**Required work:** Pictures stay out of the copy; restate everything else in the material exactly.
^^^^
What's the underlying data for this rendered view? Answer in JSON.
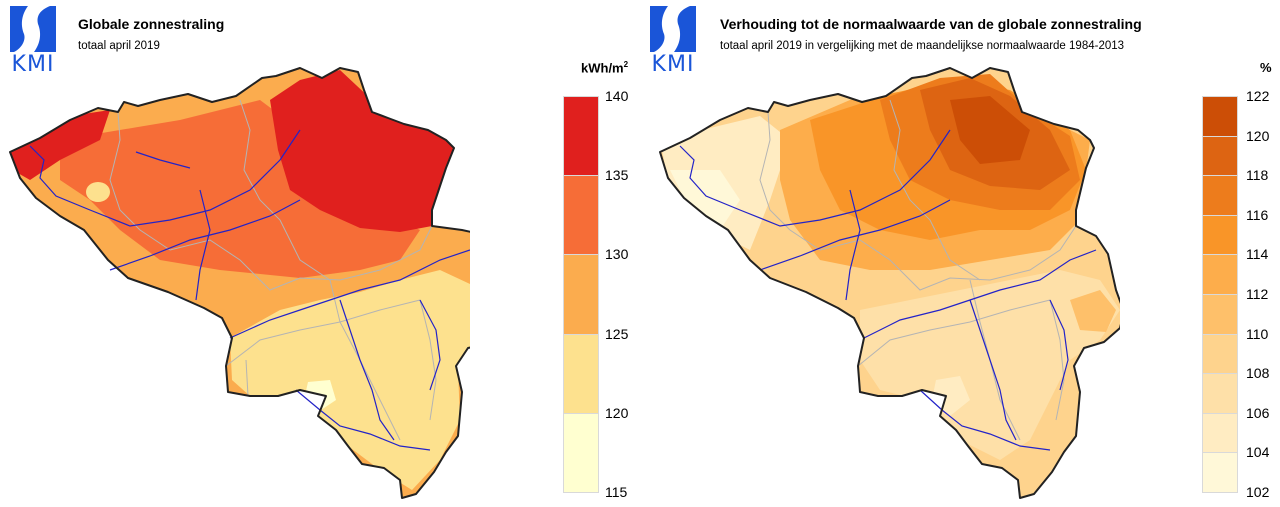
{
  "colors": {
    "logo_blue": "#1a55d8",
    "border": "#222222",
    "rivers": "#2323c8",
    "provinces": "#b4b4b4"
  },
  "panels": [
    {
      "logo_text": "KMI",
      "title": "Globale zonnestraling",
      "subtitle": "totaal april 2019",
      "unit": "kWh/m",
      "unit_sup": "2",
      "legend": {
        "bins": [
          {
            "from": 135,
            "to": 140,
            "color": "#e0201e"
          },
          {
            "from": 130,
            "to": 135,
            "color": "#f66d37"
          },
          {
            "from": 125,
            "to": 130,
            "color": "#fbac4e"
          },
          {
            "from": 120,
            "to": 125,
            "color": "#fde18e"
          },
          {
            "from": 115,
            "to": 120,
            "color": "#ffffd0"
          }
        ],
        "labels": [
          "140",
          "135",
          "130",
          "125",
          "120",
          "115"
        ]
      }
    },
    {
      "logo_text": "KMI",
      "title": "Verhouding tot de normaalwaarde van de globale zonnestraling",
      "subtitle": "totaal april 2019 in vergelijking met de maandelijkse normaalwaarde 1984-2013",
      "unit": "%",
      "unit_sup": "",
      "legend": {
        "bins": [
          {
            "from": 120,
            "to": 122,
            "color": "#cc4e06"
          },
          {
            "from": 118,
            "to": 120,
            "color": "#dd6412"
          },
          {
            "from": 116,
            "to": 118,
            "color": "#ed7c1c"
          },
          {
            "from": 114,
            "to": 116,
            "color": "#f99528"
          },
          {
            "from": 112,
            "to": 114,
            "color": "#fdad4b"
          },
          {
            "from": 110,
            "to": 112,
            "color": "#fec06a"
          },
          {
            "from": 108,
            "to": 110,
            "color": "#fed38d"
          },
          {
            "from": 106,
            "to": 108,
            "color": "#fee0a8"
          },
          {
            "from": 104,
            "to": 106,
            "color": "#ffecc2"
          },
          {
            "from": 102,
            "to": 104,
            "color": "#fff8d8"
          }
        ],
        "labels": [
          "122",
          "120",
          "118",
          "116",
          "114",
          "112",
          "110",
          "108",
          "106",
          "104",
          "102"
        ]
      }
    }
  ]
}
^^^^
**Reply to the exercise:**
What's the underlying data for this rendered view? Answer in JSON.
{
  "colors": {
    "logo_blue": "#1a55d8",
    "border": "#222222",
    "rivers": "#2323c8",
    "provinces": "#b4b4b4"
  },
  "panels": [
    {
      "logo_text": "KMI",
      "title": "Globale zonnestraling",
      "subtitle": "totaal april 2019",
      "unit": "kWh/m",
      "unit_sup": "2",
      "legend": {
        "bins": [
          {
            "from": 135,
            "to": 140,
            "color": "#e0201e"
          },
          {
            "from": 130,
            "to": 135,
            "color": "#f66d37"
          },
          {
            "from": 125,
            "to": 130,
            "color": "#fbac4e"
          },
          {
            "from": 120,
            "to": 125,
            "color": "#fde18e"
          },
          {
            "from": 115,
            "to": 120,
            "color": "#ffffd0"
          }
        ],
        "labels": [
          "140",
          "135",
          "130",
          "125",
          "120",
          "115"
        ]
      }
    },
    {
      "logo_text": "KMI",
      "title": "Verhouding tot de normaalwaarde van de globale zonnestraling",
      "subtitle": "totaal april 2019 in vergelijking met de maandelijkse normaalwaarde 1984-2013",
      "unit": "%",
      "unit_sup": "",
      "legend": {
        "bins": [
          {
            "from": 120,
            "to": 122,
            "color": "#cc4e06"
          },
          {
            "from": 118,
            "to": 120,
            "color": "#dd6412"
          },
          {
            "from": 116,
            "to": 118,
            "color": "#ed7c1c"
          },
          {
            "from": 114,
            "to": 116,
            "color": "#f99528"
          },
          {
            "from": 112,
            "to": 114,
            "color": "#fdad4b"
          },
          {
            "from": 110,
            "to": 112,
            "color": "#fec06a"
          },
          {
            "from": 108,
            "to": 110,
            "color": "#fed38d"
          },
          {
            "from": 106,
            "to": 108,
            "color": "#fee0a8"
          },
          {
            "from": 104,
            "to": 106,
            "color": "#ffecc2"
          },
          {
            "from": 102,
            "to": 104,
            "color": "#fff8d8"
          }
        ],
        "labels": [
          "122",
          "120",
          "118",
          "116",
          "114",
          "112",
          "110",
          "108",
          "106",
          "104",
          "102"
        ]
      }
    }
  ]
}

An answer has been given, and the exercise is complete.